EXTRAIT FOURNI:
Organisations
L'ESS doit sortir du confinement pour être à la hauteur des enjeux
Il n’y a rien de plus dangereux qu’un faux consensus : à écouter le bruit médiatique, le « monde d’après » tirera nécessairement tous les enseignements de la crise globale que nous traversons ; il sera forcément plus résilient, plus solidaire, plus axé sur le long terme et moins guidé par l’appât du gain. Évidemment, ce serait séduisant si l’Histoire ne nous avait pas appris que, au contraire, les crises ne mènent que rarement à une prise de conscience des raisons qui l’ont générée, suivie d’actions visant à s’en prémunir.
La crise actuelle, d’abord sanitaire puis devenue économique et sociale, présente tous les attributs d’une crise systémique qu’il faut savoir prendre pour ce qu’elle est : au-delà de son origine, ses mécanismes de diffusion et son amplification, les difficultés à la prévenir comme à l’endiguer de même que ses conséquences en matière économique et sociale, en font une crise de modèle sans équivalent en temps de paix. Tous les mécanismes qui nous y ont menés ont des décisions politiques pour cause. Frappant directement l’économie réelle et nos concitoyens, révélant et creusant les inégalités et fragilisant la démocratie, elle sera plus violente que la crise financière de 2008.

TÂCHE COURTE A: Reproduisez fidèlement le passage du texte sur l'ESS qui va de « La crise actuelle, d’abord » jusqu'à « financière de 2008. ».
Le texte sur l'ESS et les enregistrements n'ont aucun lien entre eux.

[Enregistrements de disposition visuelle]
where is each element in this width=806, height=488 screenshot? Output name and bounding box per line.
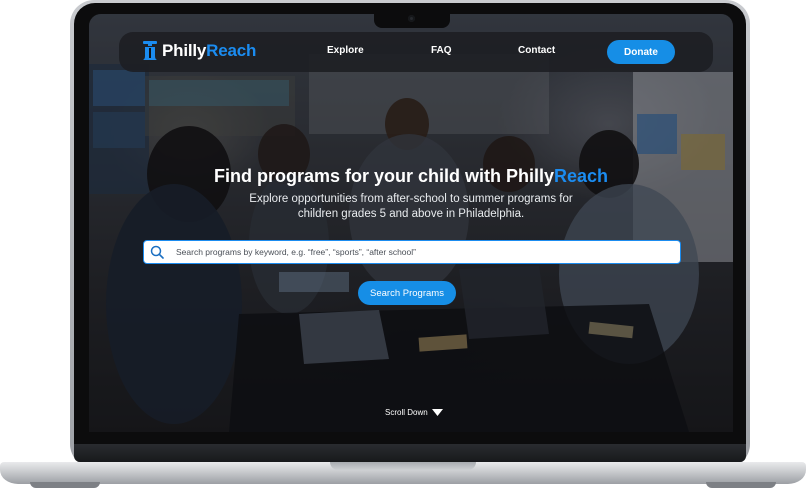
hero-overlay <box>89 14 733 432</box>
camera-notch <box>374 10 450 28</box>
search-programs-button[interactable]: Search Programs <box>358 281 456 305</box>
website-viewport: PhillyReach Explore FAQ Contact Donate F… <box>89 14 733 432</box>
scroll-down-label: Scroll Down <box>385 408 428 417</box>
donate-button[interactable]: Donate <box>607 40 675 64</box>
search-icon <box>150 245 164 259</box>
search-input[interactable] <box>174 246 658 258</box>
caret-down-icon <box>431 409 443 416</box>
scroll-down-link[interactable]: Scroll Down <box>385 408 443 417</box>
logo-text-main: Philly <box>162 41 207 60</box>
nav-link-contact[interactable]: Contact <box>518 45 555 56</box>
hero-title-main: Find programs for your child with Philly <box>213 166 554 186</box>
hero-title: Find programs for your child with Philly… <box>89 166 733 187</box>
laptop-foot-right <box>706 482 776 488</box>
top-navbar: PhillyReach Explore FAQ Contact Donate <box>119 32 713 72</box>
laptop-opening-notch <box>330 462 476 470</box>
nav-link-explore[interactable]: Explore <box>327 45 364 56</box>
logo-text-accent: Reach <box>206 41 257 60</box>
laptop-frame: PhillyReach Explore FAQ Contact Donate F… <box>0 0 806 488</box>
hero-subtitle: Explore opportunities from after-school … <box>249 193 573 220</box>
hero-title-accent: Reach <box>554 166 609 186</box>
brand-logo[interactable]: PhillyReach <box>141 40 256 62</box>
search-bar[interactable] <box>143 240 681 264</box>
liberty-bell-icon <box>143 41 157 60</box>
laptop-foot-left <box>30 482 100 488</box>
nav-link-faq[interactable]: FAQ <box>431 45 452 56</box>
logo-wordmark: PhillyReach <box>162 41 256 61</box>
camera-icon <box>408 15 415 22</box>
screen-bottom-bezel <box>74 444 746 462</box>
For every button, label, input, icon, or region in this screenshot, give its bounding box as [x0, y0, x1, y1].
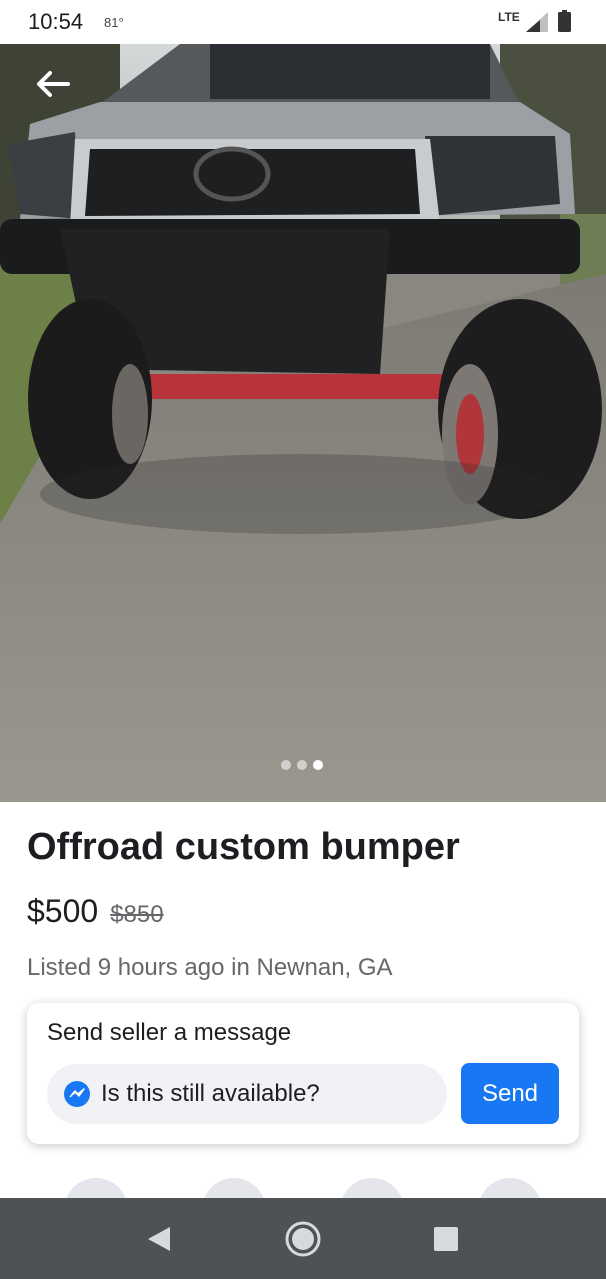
messenger-icon	[64, 1081, 90, 1107]
signal-icon	[526, 12, 548, 32]
nav-back-icon[interactable]	[146, 1226, 172, 1252]
back-arrow-icon[interactable]	[34, 66, 74, 102]
bumper-photo	[0, 44, 606, 802]
status-temperature: 81°	[104, 15, 124, 30]
listing-meta: Listed 9 hours ago in Newnan, GA	[27, 954, 393, 981]
network-type: LTE	[498, 10, 520, 24]
pagination-dot-active[interactable]	[313, 760, 323, 770]
card-title: Send seller a message	[47, 1019, 292, 1046]
listing-photo[interactable]	[0, 44, 606, 802]
nav-home-icon[interactable]	[284, 1220, 322, 1258]
pagination-dot[interactable]	[281, 760, 291, 770]
battery-icon	[558, 10, 571, 32]
message-input-text: Is this still available?	[101, 1080, 320, 1107]
current-price: $500	[27, 893, 99, 929]
pagination-dot[interactable]	[297, 760, 307, 770]
nav-recents-icon[interactable]	[433, 1226, 459, 1252]
status-bar: 10:54 81° LTE	[0, 0, 606, 44]
original-price: $850	[110, 901, 164, 928]
message-seller-card: Send seller a message Is this still avai…	[27, 1003, 579, 1144]
status-time: 10:54	[28, 9, 84, 34]
send-button[interactable]: Send	[461, 1063, 559, 1124]
price-row: $500 $850	[27, 893, 164, 930]
message-input[interactable]: Is this still available?	[47, 1064, 447, 1124]
image-pagination	[281, 760, 323, 772]
listing-title: Offroad custom bumper	[27, 826, 460, 868]
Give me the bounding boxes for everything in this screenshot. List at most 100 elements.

TÂCHE COURTE B: Recopiez à l'identique, dans les enregistrements, le bloc de lignes qui va de celle contenant « hero-overlay <box>89 14 733 432</box> » jusqu'à celle contenant « hero-title: Find programs », ces deux lignes comprises.

SOLUTION COMPLÈTE A:
La crise actuelle, d’abord sanitaire puis devenue économique et sociale, présente tous les attributs d’une crise systémique qu’il faut savoir prendre pour ce qu’elle est : au-delà de son origine, ses mécanismes de diffusion et son amplification, les difficultés à la prévenir comme à l’endiguer de même que ses conséquences en matière économique et sociale, en font une crise de modèle sans équivalent en temps de paix. Tous les mécanismes qui nous y ont menés ont des décisions politiques pour cause. Frappant directement l’économie réelle et nos concitoyens, révélant et creusant les inégalités et fragilisant la démocratie, elle sera plus violente que la crise financière de 2008.

SOLUTION COMPLÈTE B:
hero-overlay <box>89 14 733 432</box>
camera-notch <box>374 10 450 28</box>
search-programs-button[interactable]: Search Programs <box>358 281 456 305</box>
website-viewport: PhillyReach Explore FAQ Contact Donate F… <box>89 14 733 432</box>
scroll-down-label: Scroll Down <box>385 408 428 417</box>
donate-button[interactable]: Donate <box>607 40 675 64</box>
search-icon <box>150 245 164 259</box>
search-input[interactable] <box>174 246 658 258</box>
caret-down-icon <box>431 409 443 416</box>
scroll-down-link[interactable]: Scroll Down <box>385 408 443 417</box>
logo-text-main: Philly <box>162 41 207 60</box>
nav-link-contact[interactable]: Contact <box>518 45 555 56</box>
hero-title-main: Find programs for your child with Philly <box>213 166 554 186</box>
hero-title: Find programs for your child with Philly… <box>89 166 733 187</box>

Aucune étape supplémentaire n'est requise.